▶ _PROBLEM TO SOLVE_:
Collect all lines from the listing that include the string "nyang".
** begin **
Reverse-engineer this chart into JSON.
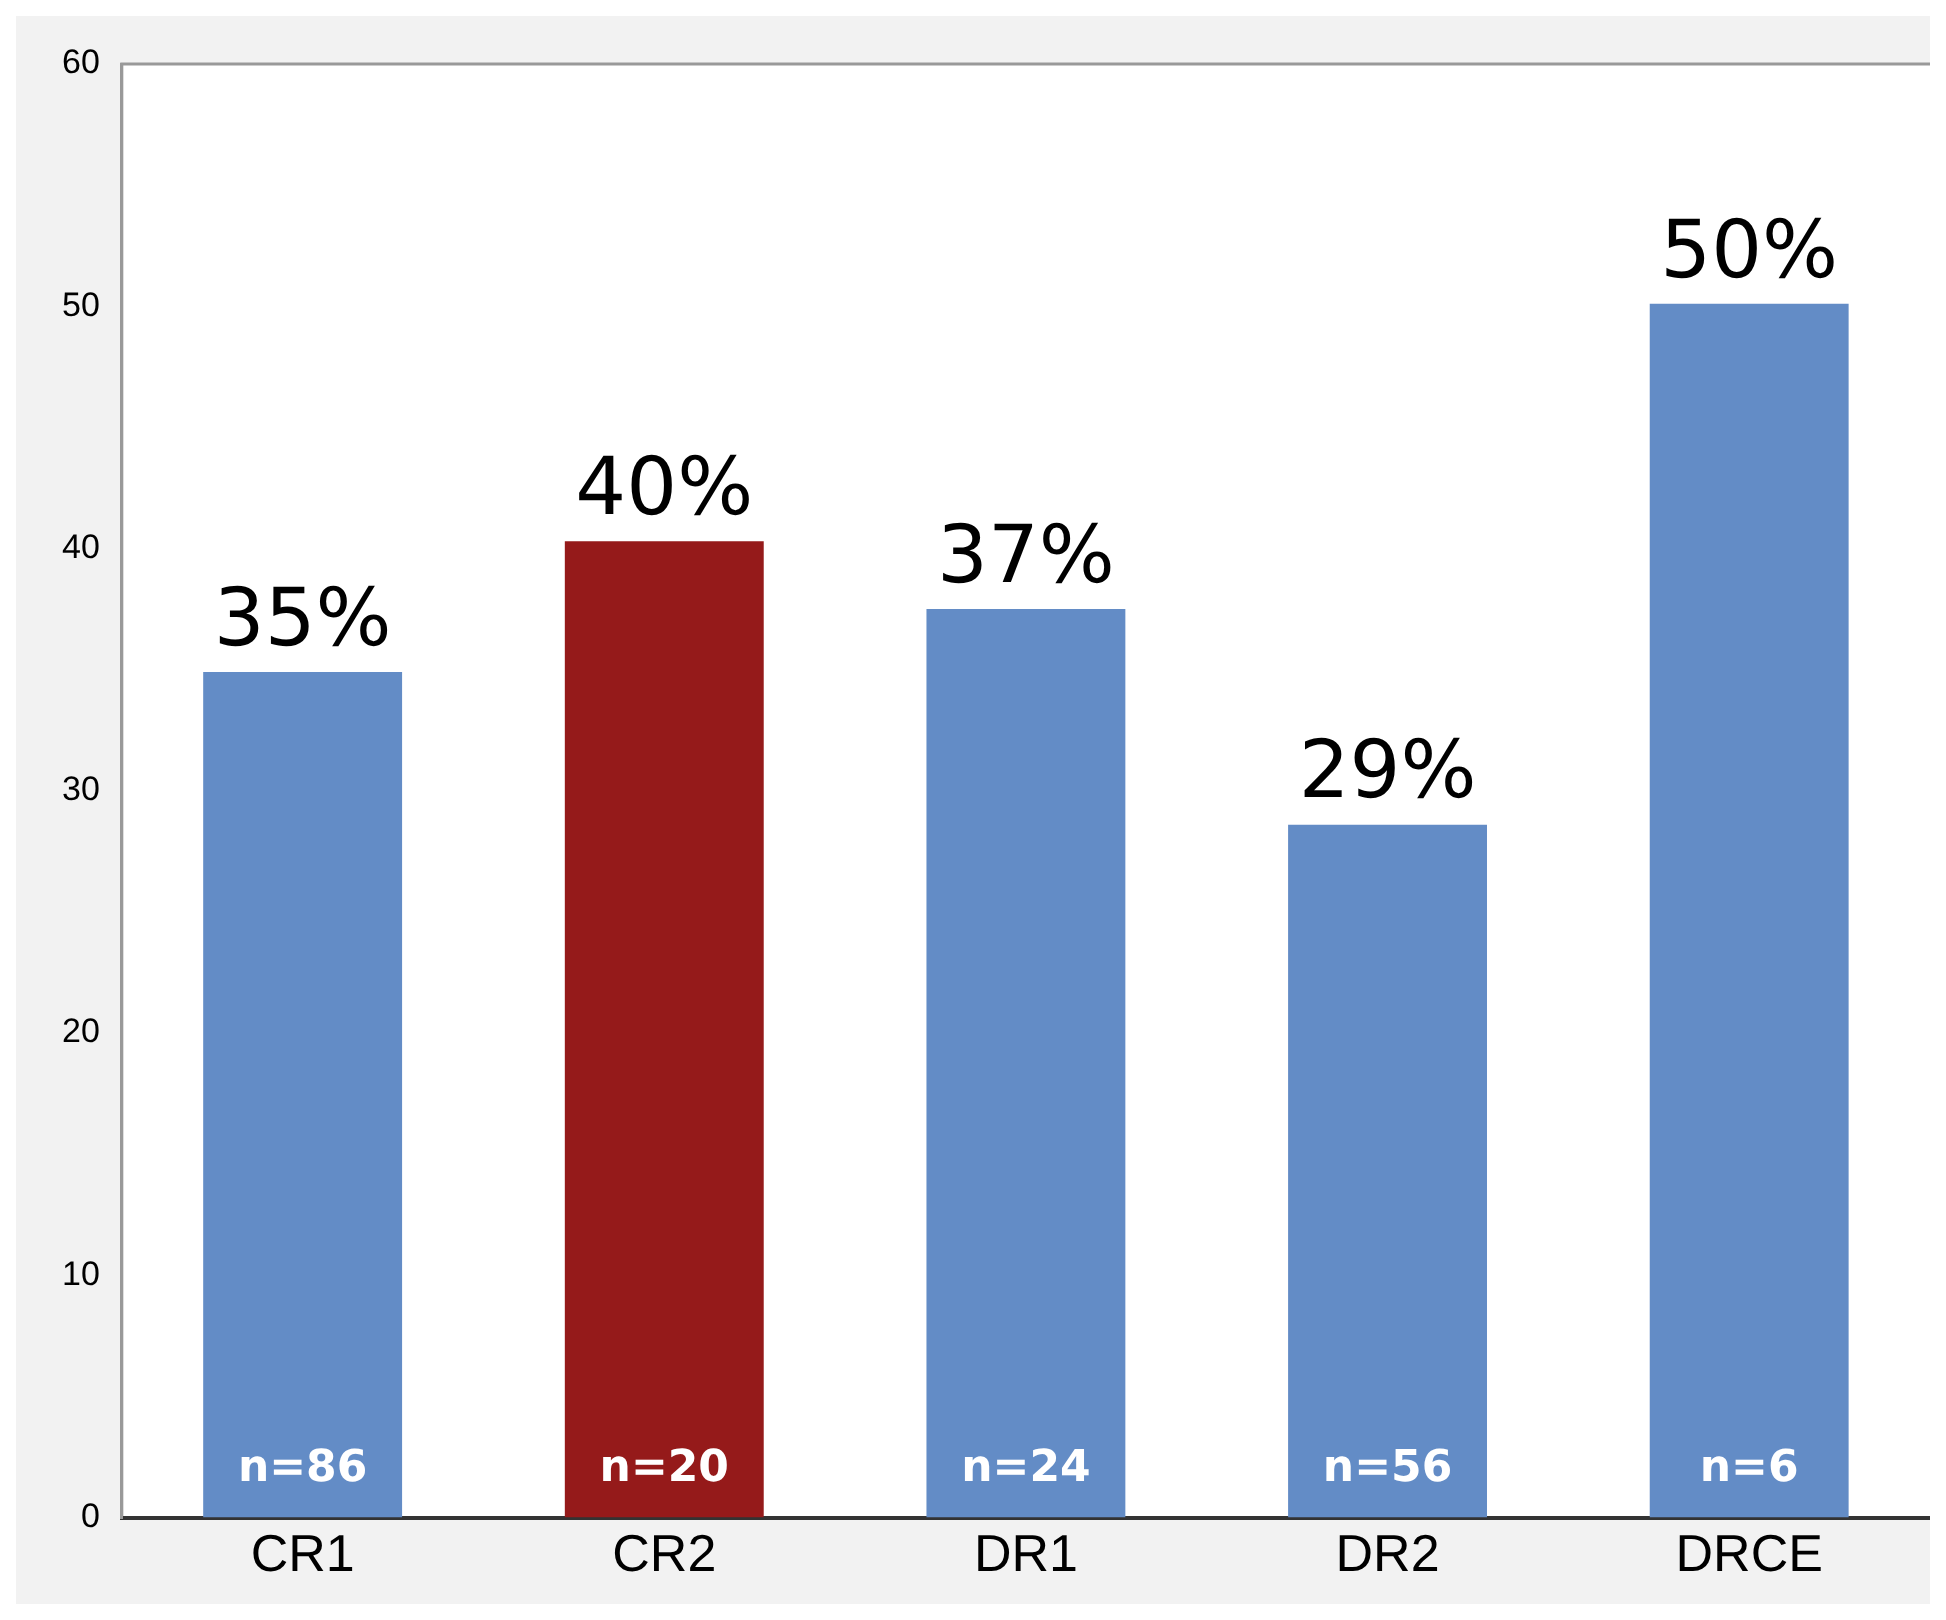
{
  "chart_data": {
    "type": "bar",
    "categories": [
      "CR1",
      "CR2",
      "DR1",
      "DR2",
      "DRCE"
    ],
    "values": [
      34.9,
      40.3,
      37.5,
      28.6,
      50.1
    ],
    "colors": [
      "#638cc6",
      "#951a1a",
      "#638cc6",
      "#638cc6",
      "#638cc6"
    ],
    "value_labels": [
      "35%",
      "40%",
      "37%",
      "29%",
      "50%"
    ],
    "annotations": [
      "n=86",
      "n=20",
      "n=24",
      "n=56",
      "n=6"
    ],
    "ylim": [
      0,
      60
    ],
    "yticks": [
      0,
      10,
      20,
      30,
      40,
      50,
      60
    ],
    "grid": false,
    "legend": false
  }
}
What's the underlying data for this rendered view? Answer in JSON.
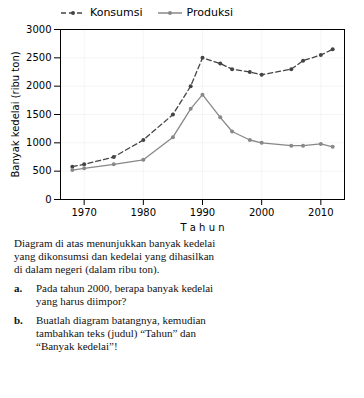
{
  "chart_data": {
    "type": "line",
    "x": [
      1968,
      1970,
      1975,
      1980,
      1985,
      1988,
      1990,
      1993,
      1995,
      1998,
      2000,
      2005,
      2007,
      2010,
      2012
    ],
    "series": [
      {
        "name": "Konsumsi",
        "color": "#444444",
        "line_style": "dashed",
        "marker": "dot",
        "values": [
          580,
          620,
          750,
          1050,
          1500,
          2000,
          2500,
          2400,
          2300,
          2250,
          2200,
          2300,
          2450,
          2550,
          2650
        ]
      },
      {
        "name": "Produksi",
        "color": "#888888",
        "line_style": "solid",
        "marker": "dot",
        "values": [
          520,
          550,
          620,
          700,
          1100,
          1600,
          1850,
          1450,
          1200,
          1050,
          1000,
          950,
          950,
          980,
          930
        ]
      }
    ],
    "xlim": [
      1966,
      2014
    ],
    "ylim": [
      0,
      3000
    ],
    "xticks": [
      1970,
      1980,
      1990,
      2000,
      2010
    ],
    "yticks": [
      0,
      500,
      1000,
      1500,
      2000,
      2500,
      3000
    ],
    "xlabel": "T a h u n",
    "ylabel": "Banyak kedelai (ribu ton)",
    "grid": true,
    "legend": "upper left",
    "annotations": [
      {
        "text": "Diagram di atas menunjukkan banyak kedelai\nyang dikonsumsi dan kedelai yang dihasilkan\ndi dalam negeri (dalam ribu ton)."
      },
      {
        "label": "a.",
        "text": "Pada tahun 2000, berapa banyak kedelai\nyang harus diimpor?"
      },
      {
        "label": "b.",
        "text": "Buatlah diagram batangnya, kemudian\ntambahkan teks (judul) “Tahun” dan\n“Banyak kedelai”!"
      }
    ]
  }
}
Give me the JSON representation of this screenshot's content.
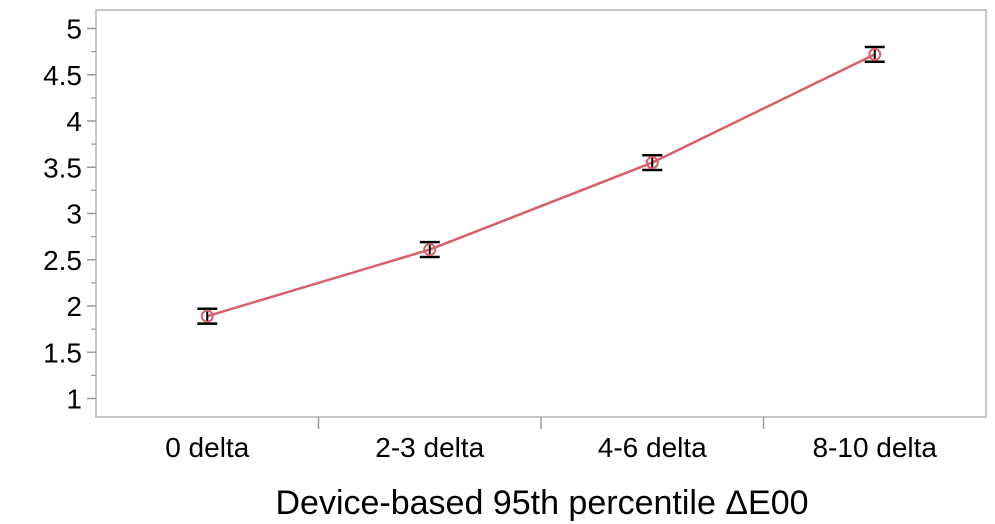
{
  "chart_data": {
    "type": "line",
    "title": "",
    "xlabel": "Device-based 95th percentile ΔE00",
    "ylabel": "",
    "categories": [
      "0 delta",
      "2-3 delta",
      "4-6 delta",
      "8-10 delta"
    ],
    "series": [
      {
        "values": [
          1.89,
          2.61,
          3.55,
          4.72
        ],
        "error_low": [
          1.81,
          2.53,
          3.47,
          4.64
        ],
        "error_high": [
          1.97,
          2.69,
          3.63,
          4.8
        ],
        "color": "#d9606b"
      }
    ],
    "ylim": [
      0.8,
      5.2
    ],
    "yticks": [
      "1",
      "1.5",
      "2",
      "2.5",
      "3",
      "3.5",
      "4",
      "4.5",
      "5"
    ],
    "grid": false,
    "legend": "none",
    "marker": "open-circle",
    "error_bar_color": "#000000",
    "frame_color": "#b5b5b5"
  }
}
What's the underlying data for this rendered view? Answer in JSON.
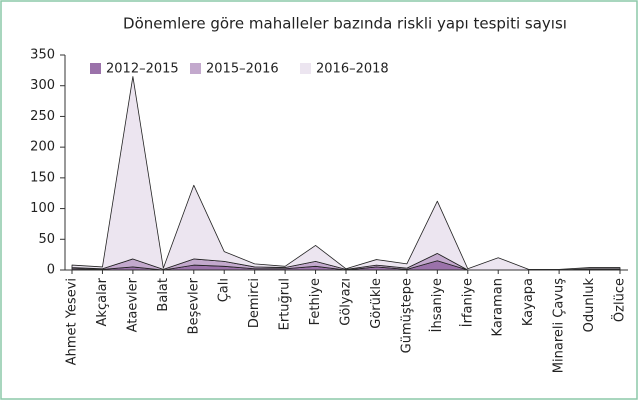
{
  "chart_data": {
    "type": "stacked_area",
    "title": "Dönemlere göre mahalleler bazında riskli yapı tespiti sayısı",
    "categories": [
      "Ahmet Yesevi",
      "Akçalar",
      "Ataevler",
      "Balat",
      "Beşevler",
      "Çalı",
      "Demirci",
      "Ertuğrul",
      "Fethiye",
      "Gölyazı",
      "Görükle",
      "Gümüştepe",
      "İhsaniye",
      "İrfaniye",
      "Karaman",
      "Kayapa",
      "Minareli Çavuş",
      "Odunluk",
      "Özlüce"
    ],
    "series": [
      {
        "name": "2012–2015",
        "color": "#9b72aa",
        "values": [
          2,
          1,
          5,
          0,
          8,
          6,
          2,
          2,
          6,
          0,
          5,
          1,
          15,
          0,
          0,
          0,
          0,
          1,
          1
        ]
      },
      {
        "name": "2015–2016",
        "color": "#c3a9cd",
        "values": [
          2,
          1,
          13,
          1,
          10,
          8,
          3,
          2,
          8,
          1,
          3,
          2,
          12,
          0,
          0,
          0,
          0,
          1,
          1
        ]
      },
      {
        "name": "2016–2018",
        "color": "#ece5f0",
        "values": [
          4,
          3,
          297,
          2,
          120,
          16,
          5,
          2,
          26,
          1,
          9,
          7,
          85,
          2,
          20,
          1,
          1,
          2,
          2
        ]
      }
    ],
    "ylim": [
      0,
      350
    ],
    "yticks": [
      0,
      50,
      100,
      150,
      200,
      250,
      300,
      350
    ],
    "legend": "top-left"
  }
}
** end **
▶ _EXERCISE SOLUTION_:
        "text": "Diagram di atas menunjukkan banyak kedelai\nyang dikonsumsi dan kedelai yang dihasilkan\ndi dalam negeri (dalam ribu ton)."
        "text": "Pada tahun 2000, berapa banyak kedelai\nyang harus diimpor?"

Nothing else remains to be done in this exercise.